Problem description: Make an exact copy of all the data.

Exercise inputs:
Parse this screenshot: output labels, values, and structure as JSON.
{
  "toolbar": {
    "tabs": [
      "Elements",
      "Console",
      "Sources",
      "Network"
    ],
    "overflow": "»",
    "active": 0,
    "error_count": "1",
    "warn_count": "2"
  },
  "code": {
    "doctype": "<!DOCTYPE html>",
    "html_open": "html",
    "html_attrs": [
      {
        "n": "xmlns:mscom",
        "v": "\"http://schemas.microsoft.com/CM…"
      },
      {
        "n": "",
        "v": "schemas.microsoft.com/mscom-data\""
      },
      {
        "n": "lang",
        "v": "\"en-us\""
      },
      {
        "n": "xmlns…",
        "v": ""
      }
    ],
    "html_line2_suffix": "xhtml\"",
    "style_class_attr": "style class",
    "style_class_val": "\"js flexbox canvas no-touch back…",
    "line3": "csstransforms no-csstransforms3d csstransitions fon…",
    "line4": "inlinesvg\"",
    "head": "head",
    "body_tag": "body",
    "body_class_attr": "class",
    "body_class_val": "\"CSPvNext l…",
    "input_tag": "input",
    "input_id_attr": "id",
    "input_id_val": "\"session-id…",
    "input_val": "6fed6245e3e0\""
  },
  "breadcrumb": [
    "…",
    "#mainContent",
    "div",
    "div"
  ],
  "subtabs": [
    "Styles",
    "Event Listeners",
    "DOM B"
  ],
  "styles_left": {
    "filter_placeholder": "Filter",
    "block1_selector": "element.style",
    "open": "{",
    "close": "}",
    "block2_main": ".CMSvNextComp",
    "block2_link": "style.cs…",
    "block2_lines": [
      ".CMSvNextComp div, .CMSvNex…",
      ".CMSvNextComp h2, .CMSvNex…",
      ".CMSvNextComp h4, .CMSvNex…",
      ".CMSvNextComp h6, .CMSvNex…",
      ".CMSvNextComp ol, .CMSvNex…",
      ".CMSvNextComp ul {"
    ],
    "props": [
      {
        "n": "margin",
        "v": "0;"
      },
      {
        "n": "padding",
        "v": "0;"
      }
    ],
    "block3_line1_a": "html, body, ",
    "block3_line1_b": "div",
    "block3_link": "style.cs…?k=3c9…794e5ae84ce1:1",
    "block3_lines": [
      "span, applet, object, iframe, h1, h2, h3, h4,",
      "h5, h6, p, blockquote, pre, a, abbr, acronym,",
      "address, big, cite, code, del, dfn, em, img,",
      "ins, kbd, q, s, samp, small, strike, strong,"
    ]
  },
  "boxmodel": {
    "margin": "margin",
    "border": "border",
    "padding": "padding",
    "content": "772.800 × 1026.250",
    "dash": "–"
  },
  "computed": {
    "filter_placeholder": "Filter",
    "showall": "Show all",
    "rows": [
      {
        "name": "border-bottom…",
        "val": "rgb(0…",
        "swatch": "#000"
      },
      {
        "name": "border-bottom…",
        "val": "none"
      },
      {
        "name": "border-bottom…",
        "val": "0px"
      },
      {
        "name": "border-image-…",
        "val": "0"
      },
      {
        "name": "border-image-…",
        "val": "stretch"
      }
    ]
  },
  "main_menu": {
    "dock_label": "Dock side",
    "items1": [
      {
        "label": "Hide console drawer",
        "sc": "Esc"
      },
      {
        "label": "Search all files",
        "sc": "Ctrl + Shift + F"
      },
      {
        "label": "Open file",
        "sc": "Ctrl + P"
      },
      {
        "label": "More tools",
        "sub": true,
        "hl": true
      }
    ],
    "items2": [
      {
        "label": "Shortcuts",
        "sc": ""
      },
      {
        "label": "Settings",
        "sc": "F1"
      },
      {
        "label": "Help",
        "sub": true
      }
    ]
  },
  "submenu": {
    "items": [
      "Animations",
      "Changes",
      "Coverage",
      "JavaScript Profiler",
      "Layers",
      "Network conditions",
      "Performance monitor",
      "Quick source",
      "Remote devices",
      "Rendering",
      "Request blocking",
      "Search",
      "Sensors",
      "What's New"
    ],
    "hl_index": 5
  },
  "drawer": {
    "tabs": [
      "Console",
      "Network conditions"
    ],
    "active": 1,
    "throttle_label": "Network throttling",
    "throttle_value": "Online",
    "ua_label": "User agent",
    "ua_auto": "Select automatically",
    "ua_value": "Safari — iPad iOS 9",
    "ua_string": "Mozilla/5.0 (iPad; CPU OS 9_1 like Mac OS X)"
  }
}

Written answer:
Parse this screenshot: output labels, values, and structure as JSON.
{
  "toolbar": {
    "tabs": [
      "Elements",
      "Console",
      "Sources",
      "Network"
    ],
    "overflow": "»",
    "active": 0,
    "error_count": "1",
    "warn_count": "2"
  },
  "code": {
    "doctype": "<!DOCTYPE html>",
    "html_open": "html",
    "html_attrs": [
      {
        "n": "xmlns:mscom",
        "v": "\"http://schemas.microsoft.com/CM…"
      },
      {
        "n": "",
        "v": "schemas.microsoft.com/mscom-data\""
      },
      {
        "n": "lang",
        "v": "\"en-us\""
      },
      {
        "n": "xmlns…",
        "v": ""
      }
    ],
    "html_line2_suffix": "xhtml\"",
    "style_class_attr": "style class",
    "style_class_val": "\"js flexbox canvas no-touch back…",
    "line3": "csstransforms no-csstransforms3d csstransitions fon…",
    "line4": "inlinesvg\"",
    "head": "head",
    "body_tag": "body",
    "body_class_attr": "class",
    "body_class_val": "\"CSPvNext l…",
    "input_tag": "input",
    "input_id_attr": "id",
    "input_id_val": "\"session-id…",
    "input_val": "6fed6245e3e0\""
  },
  "breadcrumb": [
    "…",
    "#mainContent",
    "div",
    "div"
  ],
  "subtabs": [
    "Styles",
    "Event Listeners",
    "DOM B"
  ],
  "styles_left": {
    "filter_placeholder": "Filter",
    "block1_selector": "element.style",
    "open": "{",
    "close": "}",
    "block2_main": ".CMSvNextComp",
    "block2_link": "style.cs…",
    "block2_lines": [
      ".CMSvNextComp div, .CMSvNex…",
      ".CMSvNextComp h2, .CMSvNex…",
      ".CMSvNextComp h4, .CMSvNex…",
      ".CMSvNextComp h6, .CMSvNex…",
      ".CMSvNextComp ol, .CMSvNex…",
      ".CMSvNextComp ul {"
    ],
    "props": [
      {
        "n": "margin",
        "v": "0;"
      },
      {
        "n": "padding",
        "v": "0;"
      }
    ],
    "block3_line1_a": "html, body, ",
    "block3_line1_b": "div",
    "block3_link": "style.cs…?k=3c9…794e5ae84ce1:1",
    "block3_lines": [
      "span, applet, object, iframe, h1, h2, h3, h4,",
      "h5, h6, p, blockquote, pre, a, abbr, acronym,",
      "address, big, cite, code, del, dfn, em, img,",
      "ins, kbd, q, s, samp, small, strike, strong,"
    ]
  },
  "boxmodel": {
    "margin": "margin",
    "border": "border",
    "padding": "padding",
    "content": "772.800 × 1026.250",
    "dash": "–"
  },
  "computed": {
    "filter_placeholder": "Filter",
    "showall": "Show all",
    "rows": [
      {
        "name": "border-bottom…",
        "val": "rgb(0…",
        "swatch": "#000"
      },
      {
        "name": "border-bottom…",
        "val": "none"
      },
      {
        "name": "border-bottom…",
        "val": "0px"
      },
      {
        "name": "border-image-…",
        "val": "0"
      },
      {
        "name": "border-image-…",
        "val": "stretch"
      }
    ]
  },
  "main_menu": {
    "dock_label": "Dock side",
    "items1": [
      {
        "label": "Hide console drawer",
        "sc": "Esc"
      },
      {
        "label": "Search all files",
        "sc": "Ctrl + Shift + F"
      },
      {
        "label": "Open file",
        "sc": "Ctrl + P"
      },
      {
        "label": "More tools",
        "sub": true,
        "hl": true
      }
    ],
    "items2": [
      {
        "label": "Shortcuts",
        "sc": ""
      },
      {
        "label": "Settings",
        "sc": "F1"
      },
      {
        "label": "Help",
        "sub": true
      }
    ]
  },
  "submenu": {
    "items": [
      "Animations",
      "Changes",
      "Coverage",
      "JavaScript Profiler",
      "Layers",
      "Network conditions",
      "Performance monitor",
      "Quick source",
      "Remote devices",
      "Rendering",
      "Request blocking",
      "Search",
      "Sensors",
      "What's New"
    ],
    "hl_index": 5
  },
  "drawer": {
    "tabs": [
      "Console",
      "Network conditions"
    ],
    "active": 1,
    "throttle_label": "Network throttling",
    "throttle_value": "Online",
    "ua_label": "User agent",
    "ua_auto": "Select automatically",
    "ua_value": "Safari — iPad iOS 9",
    "ua_string": "Mozilla/5.0 (iPad; CPU OS 9_1 like Mac OS X)"
  }
}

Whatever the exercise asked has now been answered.